Task directions.
Wherever the string "category" appears in the listing, copy that line.

Stored items from a collection

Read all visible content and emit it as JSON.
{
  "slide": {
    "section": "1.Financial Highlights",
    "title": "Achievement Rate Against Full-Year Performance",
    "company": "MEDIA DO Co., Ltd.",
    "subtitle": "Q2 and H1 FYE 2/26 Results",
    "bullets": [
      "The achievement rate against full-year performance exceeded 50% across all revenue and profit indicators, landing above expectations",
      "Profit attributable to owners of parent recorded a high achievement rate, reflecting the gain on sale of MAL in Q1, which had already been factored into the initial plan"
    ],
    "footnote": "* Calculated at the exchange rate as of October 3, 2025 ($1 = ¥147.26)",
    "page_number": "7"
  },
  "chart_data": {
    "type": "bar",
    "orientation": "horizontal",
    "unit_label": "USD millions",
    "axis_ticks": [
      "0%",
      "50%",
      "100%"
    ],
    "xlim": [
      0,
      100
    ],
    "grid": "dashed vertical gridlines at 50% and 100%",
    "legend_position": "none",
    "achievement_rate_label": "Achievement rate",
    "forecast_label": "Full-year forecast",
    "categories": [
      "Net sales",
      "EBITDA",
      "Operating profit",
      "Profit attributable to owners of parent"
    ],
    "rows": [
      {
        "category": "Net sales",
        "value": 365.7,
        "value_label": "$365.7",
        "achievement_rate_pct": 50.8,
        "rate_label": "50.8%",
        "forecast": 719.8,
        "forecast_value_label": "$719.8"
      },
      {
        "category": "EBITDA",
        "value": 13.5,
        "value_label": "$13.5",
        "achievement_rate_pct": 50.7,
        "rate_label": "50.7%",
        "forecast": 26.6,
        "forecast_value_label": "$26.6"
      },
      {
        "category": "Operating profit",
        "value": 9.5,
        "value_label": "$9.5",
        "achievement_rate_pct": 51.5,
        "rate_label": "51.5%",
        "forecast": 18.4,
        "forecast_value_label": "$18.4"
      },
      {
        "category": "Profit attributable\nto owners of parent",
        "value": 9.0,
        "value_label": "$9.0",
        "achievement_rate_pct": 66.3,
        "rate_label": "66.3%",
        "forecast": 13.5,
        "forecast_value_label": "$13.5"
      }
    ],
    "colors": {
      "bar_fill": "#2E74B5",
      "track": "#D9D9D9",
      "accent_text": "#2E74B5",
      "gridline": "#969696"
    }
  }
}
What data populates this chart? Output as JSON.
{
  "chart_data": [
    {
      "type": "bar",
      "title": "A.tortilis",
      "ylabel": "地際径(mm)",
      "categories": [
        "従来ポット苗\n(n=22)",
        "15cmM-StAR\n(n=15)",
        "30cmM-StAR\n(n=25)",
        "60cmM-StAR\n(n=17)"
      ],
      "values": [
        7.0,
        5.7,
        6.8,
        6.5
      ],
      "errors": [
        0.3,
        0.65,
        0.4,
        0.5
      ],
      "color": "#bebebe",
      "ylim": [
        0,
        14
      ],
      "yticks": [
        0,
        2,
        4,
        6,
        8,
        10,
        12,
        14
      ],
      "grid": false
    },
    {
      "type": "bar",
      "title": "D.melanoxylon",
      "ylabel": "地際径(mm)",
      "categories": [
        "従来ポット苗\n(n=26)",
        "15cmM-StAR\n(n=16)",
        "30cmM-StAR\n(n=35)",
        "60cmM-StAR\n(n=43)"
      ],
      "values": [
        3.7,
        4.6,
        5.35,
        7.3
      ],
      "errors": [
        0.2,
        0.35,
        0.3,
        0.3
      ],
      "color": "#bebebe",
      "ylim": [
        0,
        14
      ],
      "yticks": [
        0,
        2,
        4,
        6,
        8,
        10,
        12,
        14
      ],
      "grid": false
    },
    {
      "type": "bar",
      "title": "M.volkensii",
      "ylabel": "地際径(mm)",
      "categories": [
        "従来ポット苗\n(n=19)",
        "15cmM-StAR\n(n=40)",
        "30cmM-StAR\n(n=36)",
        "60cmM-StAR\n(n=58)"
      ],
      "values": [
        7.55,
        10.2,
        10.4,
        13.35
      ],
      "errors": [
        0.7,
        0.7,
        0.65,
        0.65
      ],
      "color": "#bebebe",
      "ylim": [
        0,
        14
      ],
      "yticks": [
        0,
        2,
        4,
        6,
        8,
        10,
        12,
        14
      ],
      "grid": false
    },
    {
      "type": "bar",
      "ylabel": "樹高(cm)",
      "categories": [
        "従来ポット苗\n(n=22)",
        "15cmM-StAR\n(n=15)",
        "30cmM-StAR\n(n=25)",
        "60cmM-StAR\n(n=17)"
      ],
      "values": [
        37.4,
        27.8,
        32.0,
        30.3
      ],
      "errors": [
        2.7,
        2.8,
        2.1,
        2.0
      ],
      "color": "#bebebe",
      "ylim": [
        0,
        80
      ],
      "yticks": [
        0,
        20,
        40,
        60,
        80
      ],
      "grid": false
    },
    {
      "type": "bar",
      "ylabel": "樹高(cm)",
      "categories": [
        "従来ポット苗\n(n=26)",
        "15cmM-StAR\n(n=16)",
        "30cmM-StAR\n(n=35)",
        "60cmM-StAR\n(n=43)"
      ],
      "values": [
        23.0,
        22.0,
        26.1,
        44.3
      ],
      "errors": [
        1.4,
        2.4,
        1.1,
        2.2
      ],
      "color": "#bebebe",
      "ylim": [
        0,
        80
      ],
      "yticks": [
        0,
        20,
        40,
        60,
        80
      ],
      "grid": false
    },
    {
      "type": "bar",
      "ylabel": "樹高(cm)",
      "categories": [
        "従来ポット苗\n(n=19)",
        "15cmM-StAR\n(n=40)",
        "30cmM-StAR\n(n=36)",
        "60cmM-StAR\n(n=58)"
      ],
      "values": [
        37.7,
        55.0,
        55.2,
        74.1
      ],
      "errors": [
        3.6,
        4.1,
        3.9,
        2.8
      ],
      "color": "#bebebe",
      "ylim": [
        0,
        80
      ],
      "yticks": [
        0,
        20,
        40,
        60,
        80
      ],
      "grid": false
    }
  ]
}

Written answer.
        "category": "Net sales",
        "category": "EBITDA",
        "category": "Operating profit",
        "category": "Profit attributable\nto owners of parent",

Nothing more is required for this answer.